■ Given problem A:
How would you render this sentence from the passage on students and newspapers in Spanish: "For many students, the newspaper was an image closely tied to maturity."
■ Given problem B:
Could you extend the passage on students and newspapers past its final sentence?

For many students, the newspaper was an image closely tied to maturity. Their autobiographies were sometimes built around a central struggle to achieve adulthood.

I was just genuinely glad that I was past the [sixth grade] level that newspapers were written at — for some reason it was very important to me to be able to read the paper . . . —a minority female frequent reader

I don’t know about the other kids in my class, but having my own copy of the newspaper made me feel real grown-up. —a white female occasional reader

The students denigrated any use for newspapers that was not purely informational, implying that the correct use for them is reading hard news. Nineteen autobiographies explicitly defined the newspaper as a repository of facts. The students could excuse themselves for not reading the news at an early age, but as they got older they became very uncomfortable with their failure to use the newspaper as information. Fifty-five of the essays describe specific attempts to use the newspaper as a young adult, but with mixed success.

Information was at the core of the students’ attitudes toward newspapers because they believed that "not knowing the facts" excluded them from readership. The newspaper was a closed system of knowledge, accessible only to adults who had enough information to understand it:

Every once in a while, I tried to pick up a newspaper and read some of it. Unfortunately, due to my lack of knowledge in many of the events, past and present, of our world, I found it very difficult to follow the articles especially on the front page of the paper. —a minority female occasional reader

A repentant attitude for not reading content sometimes led to a sort of baptism into adulthood. The pattern of guilt springing from parental nagging, cheating in school, and self-criticism for "misusing" the newspaper led in eleven cases to a climax somewhat akin to religious conversion.

■ Extracted material:
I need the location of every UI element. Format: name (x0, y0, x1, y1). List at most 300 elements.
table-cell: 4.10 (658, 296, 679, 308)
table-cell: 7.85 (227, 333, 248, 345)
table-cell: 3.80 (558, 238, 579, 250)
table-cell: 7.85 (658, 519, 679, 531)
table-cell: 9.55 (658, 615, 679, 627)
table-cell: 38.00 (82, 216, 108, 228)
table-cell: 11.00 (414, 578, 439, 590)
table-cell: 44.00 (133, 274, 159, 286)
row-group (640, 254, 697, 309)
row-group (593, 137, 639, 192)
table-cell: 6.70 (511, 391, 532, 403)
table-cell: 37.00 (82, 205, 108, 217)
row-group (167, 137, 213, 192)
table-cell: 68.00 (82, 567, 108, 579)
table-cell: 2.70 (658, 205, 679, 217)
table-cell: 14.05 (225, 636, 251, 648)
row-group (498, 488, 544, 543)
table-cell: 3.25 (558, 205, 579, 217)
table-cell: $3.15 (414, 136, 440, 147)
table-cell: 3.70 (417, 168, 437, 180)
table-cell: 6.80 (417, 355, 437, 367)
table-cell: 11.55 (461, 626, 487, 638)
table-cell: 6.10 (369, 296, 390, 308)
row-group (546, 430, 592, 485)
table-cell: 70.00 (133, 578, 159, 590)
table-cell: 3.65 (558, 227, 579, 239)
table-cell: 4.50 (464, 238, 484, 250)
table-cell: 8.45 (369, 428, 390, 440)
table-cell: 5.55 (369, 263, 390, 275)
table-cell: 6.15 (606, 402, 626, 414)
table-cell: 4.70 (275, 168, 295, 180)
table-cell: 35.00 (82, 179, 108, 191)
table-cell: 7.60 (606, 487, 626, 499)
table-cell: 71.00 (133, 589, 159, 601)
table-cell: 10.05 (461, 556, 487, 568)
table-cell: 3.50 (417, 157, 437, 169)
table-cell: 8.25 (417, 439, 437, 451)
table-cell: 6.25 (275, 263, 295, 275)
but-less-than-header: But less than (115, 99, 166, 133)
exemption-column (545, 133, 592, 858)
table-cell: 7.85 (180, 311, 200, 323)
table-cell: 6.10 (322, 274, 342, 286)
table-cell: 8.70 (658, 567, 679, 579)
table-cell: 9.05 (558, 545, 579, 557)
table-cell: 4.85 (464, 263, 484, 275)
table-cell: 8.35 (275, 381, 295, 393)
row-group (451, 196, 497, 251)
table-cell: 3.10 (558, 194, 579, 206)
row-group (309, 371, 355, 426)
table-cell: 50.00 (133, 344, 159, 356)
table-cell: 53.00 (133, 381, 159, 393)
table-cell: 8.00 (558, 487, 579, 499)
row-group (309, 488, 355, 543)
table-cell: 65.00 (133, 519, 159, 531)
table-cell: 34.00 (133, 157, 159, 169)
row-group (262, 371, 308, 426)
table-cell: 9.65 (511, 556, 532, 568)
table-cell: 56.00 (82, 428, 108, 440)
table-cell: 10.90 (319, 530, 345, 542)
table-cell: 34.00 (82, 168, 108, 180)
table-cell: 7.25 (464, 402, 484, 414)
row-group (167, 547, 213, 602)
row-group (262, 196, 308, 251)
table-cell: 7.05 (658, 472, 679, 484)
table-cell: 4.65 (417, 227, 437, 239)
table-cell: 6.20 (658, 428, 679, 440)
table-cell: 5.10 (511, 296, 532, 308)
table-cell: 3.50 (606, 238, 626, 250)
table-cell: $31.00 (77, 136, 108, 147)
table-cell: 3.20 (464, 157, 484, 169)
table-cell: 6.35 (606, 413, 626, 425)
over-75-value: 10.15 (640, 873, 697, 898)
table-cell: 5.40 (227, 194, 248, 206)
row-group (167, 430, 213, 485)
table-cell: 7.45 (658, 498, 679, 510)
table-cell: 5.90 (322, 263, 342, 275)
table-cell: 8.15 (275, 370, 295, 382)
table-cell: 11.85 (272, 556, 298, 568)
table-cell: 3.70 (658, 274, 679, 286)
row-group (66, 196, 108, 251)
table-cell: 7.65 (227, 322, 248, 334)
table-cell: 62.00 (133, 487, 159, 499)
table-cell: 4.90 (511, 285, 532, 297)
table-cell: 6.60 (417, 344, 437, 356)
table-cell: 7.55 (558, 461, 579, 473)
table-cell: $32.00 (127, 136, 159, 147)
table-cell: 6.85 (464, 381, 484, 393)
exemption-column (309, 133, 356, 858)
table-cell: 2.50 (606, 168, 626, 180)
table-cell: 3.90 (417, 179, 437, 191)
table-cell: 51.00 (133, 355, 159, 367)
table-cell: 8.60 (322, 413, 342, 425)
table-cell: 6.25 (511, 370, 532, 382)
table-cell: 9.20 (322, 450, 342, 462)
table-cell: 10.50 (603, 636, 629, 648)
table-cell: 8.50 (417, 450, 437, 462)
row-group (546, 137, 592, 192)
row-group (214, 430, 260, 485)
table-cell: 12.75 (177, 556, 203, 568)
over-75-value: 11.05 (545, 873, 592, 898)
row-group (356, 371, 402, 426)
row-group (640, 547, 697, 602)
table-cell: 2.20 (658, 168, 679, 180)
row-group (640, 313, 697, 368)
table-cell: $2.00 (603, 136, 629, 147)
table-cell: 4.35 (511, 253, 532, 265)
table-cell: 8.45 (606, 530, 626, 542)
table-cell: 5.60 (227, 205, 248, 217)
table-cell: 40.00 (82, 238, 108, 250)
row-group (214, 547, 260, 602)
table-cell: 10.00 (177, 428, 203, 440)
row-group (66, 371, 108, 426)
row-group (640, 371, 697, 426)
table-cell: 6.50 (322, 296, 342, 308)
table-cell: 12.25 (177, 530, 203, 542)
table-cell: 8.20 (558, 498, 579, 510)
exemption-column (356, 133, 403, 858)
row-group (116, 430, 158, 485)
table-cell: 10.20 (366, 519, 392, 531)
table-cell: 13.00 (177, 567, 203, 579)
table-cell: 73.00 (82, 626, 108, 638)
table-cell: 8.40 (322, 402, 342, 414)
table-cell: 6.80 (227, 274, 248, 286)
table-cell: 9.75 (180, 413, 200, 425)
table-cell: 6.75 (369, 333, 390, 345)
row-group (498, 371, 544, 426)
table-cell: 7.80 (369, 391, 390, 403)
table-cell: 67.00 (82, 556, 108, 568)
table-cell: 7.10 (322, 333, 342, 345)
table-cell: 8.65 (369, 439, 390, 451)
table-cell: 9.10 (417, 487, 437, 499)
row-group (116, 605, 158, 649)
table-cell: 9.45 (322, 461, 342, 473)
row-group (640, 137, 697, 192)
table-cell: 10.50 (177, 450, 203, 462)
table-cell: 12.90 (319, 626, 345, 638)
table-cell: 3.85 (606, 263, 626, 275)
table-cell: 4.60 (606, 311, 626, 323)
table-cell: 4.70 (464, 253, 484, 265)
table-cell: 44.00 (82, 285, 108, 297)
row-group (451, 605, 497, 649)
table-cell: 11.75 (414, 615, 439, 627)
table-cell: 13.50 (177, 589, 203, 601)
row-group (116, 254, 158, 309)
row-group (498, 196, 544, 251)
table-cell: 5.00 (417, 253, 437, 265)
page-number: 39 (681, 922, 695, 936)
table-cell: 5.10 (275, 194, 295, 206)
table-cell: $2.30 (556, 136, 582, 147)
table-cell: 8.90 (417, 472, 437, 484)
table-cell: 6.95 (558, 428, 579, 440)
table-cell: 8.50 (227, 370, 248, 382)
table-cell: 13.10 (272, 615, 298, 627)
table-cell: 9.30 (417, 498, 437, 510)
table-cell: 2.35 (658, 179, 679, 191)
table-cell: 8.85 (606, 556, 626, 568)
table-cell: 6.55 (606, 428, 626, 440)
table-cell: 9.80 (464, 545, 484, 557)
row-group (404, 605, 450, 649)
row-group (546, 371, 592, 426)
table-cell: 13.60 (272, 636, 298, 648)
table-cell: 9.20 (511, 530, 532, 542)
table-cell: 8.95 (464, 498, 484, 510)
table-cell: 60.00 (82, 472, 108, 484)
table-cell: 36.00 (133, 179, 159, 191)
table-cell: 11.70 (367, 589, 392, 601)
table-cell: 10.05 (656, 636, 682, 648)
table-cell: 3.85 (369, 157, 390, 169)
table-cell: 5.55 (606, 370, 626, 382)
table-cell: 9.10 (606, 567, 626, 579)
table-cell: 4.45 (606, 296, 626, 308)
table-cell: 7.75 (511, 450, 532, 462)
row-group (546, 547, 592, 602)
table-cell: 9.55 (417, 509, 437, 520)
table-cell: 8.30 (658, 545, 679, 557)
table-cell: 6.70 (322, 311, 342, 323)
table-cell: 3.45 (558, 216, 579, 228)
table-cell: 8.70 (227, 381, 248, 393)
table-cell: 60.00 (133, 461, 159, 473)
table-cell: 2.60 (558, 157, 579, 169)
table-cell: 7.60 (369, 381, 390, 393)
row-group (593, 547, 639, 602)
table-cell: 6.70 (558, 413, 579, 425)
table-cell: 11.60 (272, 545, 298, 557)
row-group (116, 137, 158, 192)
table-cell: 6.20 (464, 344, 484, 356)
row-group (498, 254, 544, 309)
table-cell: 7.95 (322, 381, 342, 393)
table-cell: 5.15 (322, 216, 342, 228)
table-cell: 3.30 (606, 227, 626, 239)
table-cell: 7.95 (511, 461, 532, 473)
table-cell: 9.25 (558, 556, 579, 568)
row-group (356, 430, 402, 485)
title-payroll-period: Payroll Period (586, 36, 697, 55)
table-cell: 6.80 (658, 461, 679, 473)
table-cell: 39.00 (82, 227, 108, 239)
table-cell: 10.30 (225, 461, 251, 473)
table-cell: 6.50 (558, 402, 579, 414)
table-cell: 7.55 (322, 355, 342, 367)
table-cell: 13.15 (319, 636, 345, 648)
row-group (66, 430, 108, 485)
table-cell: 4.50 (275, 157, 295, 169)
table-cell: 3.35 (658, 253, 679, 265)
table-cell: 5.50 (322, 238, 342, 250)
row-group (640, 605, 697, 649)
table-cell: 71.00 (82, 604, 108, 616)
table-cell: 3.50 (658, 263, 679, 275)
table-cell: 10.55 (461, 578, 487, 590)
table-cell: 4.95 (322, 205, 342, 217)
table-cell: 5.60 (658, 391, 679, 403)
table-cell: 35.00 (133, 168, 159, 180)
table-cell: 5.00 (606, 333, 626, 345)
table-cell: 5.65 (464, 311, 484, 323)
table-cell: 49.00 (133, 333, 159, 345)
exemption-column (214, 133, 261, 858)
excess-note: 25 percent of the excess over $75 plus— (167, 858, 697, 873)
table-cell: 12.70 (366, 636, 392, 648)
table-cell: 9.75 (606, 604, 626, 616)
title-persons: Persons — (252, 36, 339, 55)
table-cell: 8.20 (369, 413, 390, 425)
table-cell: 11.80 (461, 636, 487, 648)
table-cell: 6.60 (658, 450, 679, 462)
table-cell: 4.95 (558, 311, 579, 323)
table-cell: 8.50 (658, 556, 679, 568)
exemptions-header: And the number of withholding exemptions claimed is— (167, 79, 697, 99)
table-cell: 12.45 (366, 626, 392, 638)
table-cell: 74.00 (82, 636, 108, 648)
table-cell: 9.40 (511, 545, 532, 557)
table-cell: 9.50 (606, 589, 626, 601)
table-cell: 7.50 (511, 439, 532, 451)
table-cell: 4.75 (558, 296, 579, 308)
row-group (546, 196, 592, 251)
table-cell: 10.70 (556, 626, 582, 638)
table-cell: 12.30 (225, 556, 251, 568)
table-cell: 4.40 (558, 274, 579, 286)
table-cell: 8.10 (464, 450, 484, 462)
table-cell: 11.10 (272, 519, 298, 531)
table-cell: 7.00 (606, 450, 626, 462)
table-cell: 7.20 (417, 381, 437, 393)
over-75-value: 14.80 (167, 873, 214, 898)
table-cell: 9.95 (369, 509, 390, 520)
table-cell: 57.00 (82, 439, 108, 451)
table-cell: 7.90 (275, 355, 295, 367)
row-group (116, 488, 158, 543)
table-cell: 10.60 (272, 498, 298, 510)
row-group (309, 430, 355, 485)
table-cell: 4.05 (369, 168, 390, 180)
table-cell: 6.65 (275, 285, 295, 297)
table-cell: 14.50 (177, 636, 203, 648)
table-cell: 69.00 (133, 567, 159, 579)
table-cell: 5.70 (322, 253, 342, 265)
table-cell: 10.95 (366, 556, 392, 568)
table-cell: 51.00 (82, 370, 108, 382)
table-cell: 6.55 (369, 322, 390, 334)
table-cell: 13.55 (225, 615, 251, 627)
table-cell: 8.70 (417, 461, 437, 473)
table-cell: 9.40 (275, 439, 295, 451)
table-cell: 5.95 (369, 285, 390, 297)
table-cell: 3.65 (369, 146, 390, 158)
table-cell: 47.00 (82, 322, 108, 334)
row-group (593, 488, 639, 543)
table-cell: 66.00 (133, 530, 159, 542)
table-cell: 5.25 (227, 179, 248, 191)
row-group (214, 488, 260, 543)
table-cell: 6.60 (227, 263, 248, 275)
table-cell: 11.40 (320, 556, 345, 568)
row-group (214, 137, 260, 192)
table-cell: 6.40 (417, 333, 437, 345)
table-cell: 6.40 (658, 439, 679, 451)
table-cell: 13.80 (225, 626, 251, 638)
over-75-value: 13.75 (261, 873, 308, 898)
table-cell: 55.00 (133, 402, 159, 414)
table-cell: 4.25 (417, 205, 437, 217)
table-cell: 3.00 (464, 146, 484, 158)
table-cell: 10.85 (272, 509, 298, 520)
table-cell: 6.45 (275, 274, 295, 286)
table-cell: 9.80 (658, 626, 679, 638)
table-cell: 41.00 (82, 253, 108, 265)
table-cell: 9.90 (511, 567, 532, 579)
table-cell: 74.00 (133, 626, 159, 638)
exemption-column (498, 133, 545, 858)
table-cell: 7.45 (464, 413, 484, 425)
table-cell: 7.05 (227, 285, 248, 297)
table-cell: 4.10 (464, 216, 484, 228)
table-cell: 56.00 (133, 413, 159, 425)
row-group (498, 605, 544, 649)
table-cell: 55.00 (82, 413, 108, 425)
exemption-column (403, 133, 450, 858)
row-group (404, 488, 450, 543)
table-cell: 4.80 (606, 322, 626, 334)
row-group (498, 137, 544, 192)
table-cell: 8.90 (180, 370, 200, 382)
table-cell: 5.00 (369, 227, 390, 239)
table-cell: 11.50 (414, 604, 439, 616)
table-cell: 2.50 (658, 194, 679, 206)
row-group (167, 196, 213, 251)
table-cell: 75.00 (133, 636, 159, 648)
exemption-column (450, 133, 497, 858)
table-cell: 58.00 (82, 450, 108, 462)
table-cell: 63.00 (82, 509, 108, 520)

■ Exercise result A:
Para muchos estudiantes, el periódico era una imagen estrechamente ligada a la madurez.

■ Exercise result B:
The catalyst for change varied. Occasionally it was a class project or parental example. A few reported that the space shuttle explosion caught their interest. One minority female frequent reader explained that television coverage led to reading a related newspaper account:

I came across a headline that interested me. It was about child abuse. This was something I had heard about on television, and because I was familiar with the subject, I decided to read the article.
I felt proud of myself that I had read something from the "front" pages of the newspaper, this was something I’d never done before. I was stunned from the content of the article . . . .
This was a breakthrough for me. I began to read more articles, if the article interested me.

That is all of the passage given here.